Lo que se pide: Sigue el relato sobre la mili de Goran en Pristina a partir de su última frase, con el mismo tono.

Fragmento para leer:
┌──

Le tocó en Pristina, actual capital de Kosovo, entonces una provincia autónoma dentro de Serbia. Su brigada cumplía cuarenta años y le encargaron preparar una exposición fotográfica para celebrar el aniversario. Al realizar una función artística, le situaron junto a los músicos de la banda: «Ahí conocí a los que fueron mis amigos de la mili, que son todos los que salen en las fotos. La mayoría pertenecían a la orquesta del regimiento. Todos tenían montones de horas libres entre los momentos que tenían que salir a tocar para un desfile o algún evento importante, algo que no abundaba en Pristina precisamente. De hecho, la mitad del tiempo estaban tocando solo para nosotros, para divertirnos un poco».
El hecho de que Goran hiciera lo que más le gustaba, trabajar con fotografías, hacía su mili menos dura, pero eso no impidió que la monotonía dominase todo su tiempo y los días se hicieran largos e interminables cumpliendo con la patria. La tónica general era el aburrimiento hasta que se le ocurrió una idea: «Para romper el tedio, pensé que podía sacar una serie de fotos a mis amigos. En una de esas ocasiones en que nos reuníamos para tocar música, empecé a desnudarles uno por uno. Lo gracioso es que no tuve que convencerles. Me puse a dar órdenes, les decía «ponte aquí, quítate la ropa» y obedecían».

└──

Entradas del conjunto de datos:
┌──

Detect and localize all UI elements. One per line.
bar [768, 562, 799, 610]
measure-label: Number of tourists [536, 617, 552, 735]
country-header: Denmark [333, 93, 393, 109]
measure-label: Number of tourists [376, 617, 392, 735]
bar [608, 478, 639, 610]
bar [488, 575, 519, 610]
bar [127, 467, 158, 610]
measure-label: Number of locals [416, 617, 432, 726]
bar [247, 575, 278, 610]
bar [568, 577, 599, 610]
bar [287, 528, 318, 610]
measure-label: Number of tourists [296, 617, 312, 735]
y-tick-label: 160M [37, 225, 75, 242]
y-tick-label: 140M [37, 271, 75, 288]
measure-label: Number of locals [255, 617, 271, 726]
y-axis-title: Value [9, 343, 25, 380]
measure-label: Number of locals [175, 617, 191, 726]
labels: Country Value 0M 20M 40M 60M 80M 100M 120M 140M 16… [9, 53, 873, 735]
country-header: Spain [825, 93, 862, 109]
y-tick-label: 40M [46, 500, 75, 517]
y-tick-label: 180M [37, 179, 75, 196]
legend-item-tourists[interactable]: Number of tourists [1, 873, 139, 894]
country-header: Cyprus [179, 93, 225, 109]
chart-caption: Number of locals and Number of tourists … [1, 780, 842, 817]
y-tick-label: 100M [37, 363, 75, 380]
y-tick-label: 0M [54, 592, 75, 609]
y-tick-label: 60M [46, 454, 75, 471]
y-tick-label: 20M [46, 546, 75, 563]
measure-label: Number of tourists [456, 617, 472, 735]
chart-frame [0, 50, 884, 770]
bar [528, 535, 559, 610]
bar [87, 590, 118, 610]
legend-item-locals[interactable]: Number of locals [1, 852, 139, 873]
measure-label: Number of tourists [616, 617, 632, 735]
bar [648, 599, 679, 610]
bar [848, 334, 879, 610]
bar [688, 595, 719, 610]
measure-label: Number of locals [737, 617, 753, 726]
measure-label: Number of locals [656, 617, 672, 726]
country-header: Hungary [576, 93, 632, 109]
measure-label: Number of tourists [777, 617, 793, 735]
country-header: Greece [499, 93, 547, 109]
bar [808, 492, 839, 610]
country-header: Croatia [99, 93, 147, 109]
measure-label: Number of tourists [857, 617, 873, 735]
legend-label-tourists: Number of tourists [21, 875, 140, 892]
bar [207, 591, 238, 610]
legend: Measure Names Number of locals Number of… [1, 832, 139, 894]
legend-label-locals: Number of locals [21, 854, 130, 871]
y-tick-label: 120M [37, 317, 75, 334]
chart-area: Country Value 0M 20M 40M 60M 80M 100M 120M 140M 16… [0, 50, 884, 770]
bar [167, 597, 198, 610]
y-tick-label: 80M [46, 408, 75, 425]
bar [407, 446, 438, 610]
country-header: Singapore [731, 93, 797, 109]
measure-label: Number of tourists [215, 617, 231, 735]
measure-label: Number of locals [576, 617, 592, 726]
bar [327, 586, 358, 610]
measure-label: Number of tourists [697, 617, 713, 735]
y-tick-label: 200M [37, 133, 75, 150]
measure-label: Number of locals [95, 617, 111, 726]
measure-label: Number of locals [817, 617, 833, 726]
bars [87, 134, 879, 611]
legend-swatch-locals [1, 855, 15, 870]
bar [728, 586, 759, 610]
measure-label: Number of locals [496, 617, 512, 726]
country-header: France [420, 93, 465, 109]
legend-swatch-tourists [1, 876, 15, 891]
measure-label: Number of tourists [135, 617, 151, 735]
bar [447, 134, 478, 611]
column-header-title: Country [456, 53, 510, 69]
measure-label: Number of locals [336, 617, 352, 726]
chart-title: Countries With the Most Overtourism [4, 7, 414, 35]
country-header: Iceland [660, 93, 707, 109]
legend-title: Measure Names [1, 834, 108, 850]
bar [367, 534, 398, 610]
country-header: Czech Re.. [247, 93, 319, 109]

└──

Resultado de la tarea:
«Hicimos sesiones fotográficas durante cuatro o cinco días. Fue en el paso del invierno a la primavera, un periodo en el que no hay calefacción, y en el cuartel hacía un frío de cuidado. Por eso hay una imagen en la que uno de los reclutas sale sentado sobre un corcho con la máquina de escribir, para que no se le helase el culo. Fue un cachondeo sacar las fotos, había confianza entre nosotros y sabían que no iba a abusar de ellos sacando las imágenes a la luz. Si lo hubiese hecho, se habría montado un escándalo de grandes dimensiones».
Si alguien hubiese descubierto los negativos o las fotos, la noticia habría llegado hasta el estado mayor del ejército y les habría caído un mínimo de dieciocho meses de prisión militar. Aunque no se hubiese enterado nadie en Yugoslavia, porque la prensa de un país comunista jamás daría la noticia de que en una institución tan importante del estado ocurrían episodios tan poco serios.
«Pero mi motivación no era burlarme de la mili», precisa. «Tomamos las fotos con la única intención de pasar el rato con algo que nos recordara un poco la vida civil. Uno de mis amigos se prestó al juego con muchas ganas porque le licenciaban al día siguiente. Para él fue fácil quitarse la ropa y posar con sus botas de civil, de las que estaba tan orgulloso, porque en realidad se sentía eufórico de dejar el ejército en pocas horas. Me costó convencerle al principio, pero luego fue el que mejor posó porque sabía que se piraba».
Al final, hizo un álbum con las fotografías y envió uno a cada compañero. Todos estaban encantados, pero han conservado el libro escondido o guardado a buen recaudo: «Si yo hubiese querido burlarme del sistema con esas fotos, las habría publicado en aquel momento. Entonces sí que tenían fuerza. Solo queríamos divertirnos y demostrarnos a nosotros mismos que podíamos realizar cualquier locura que nos propusiéramos».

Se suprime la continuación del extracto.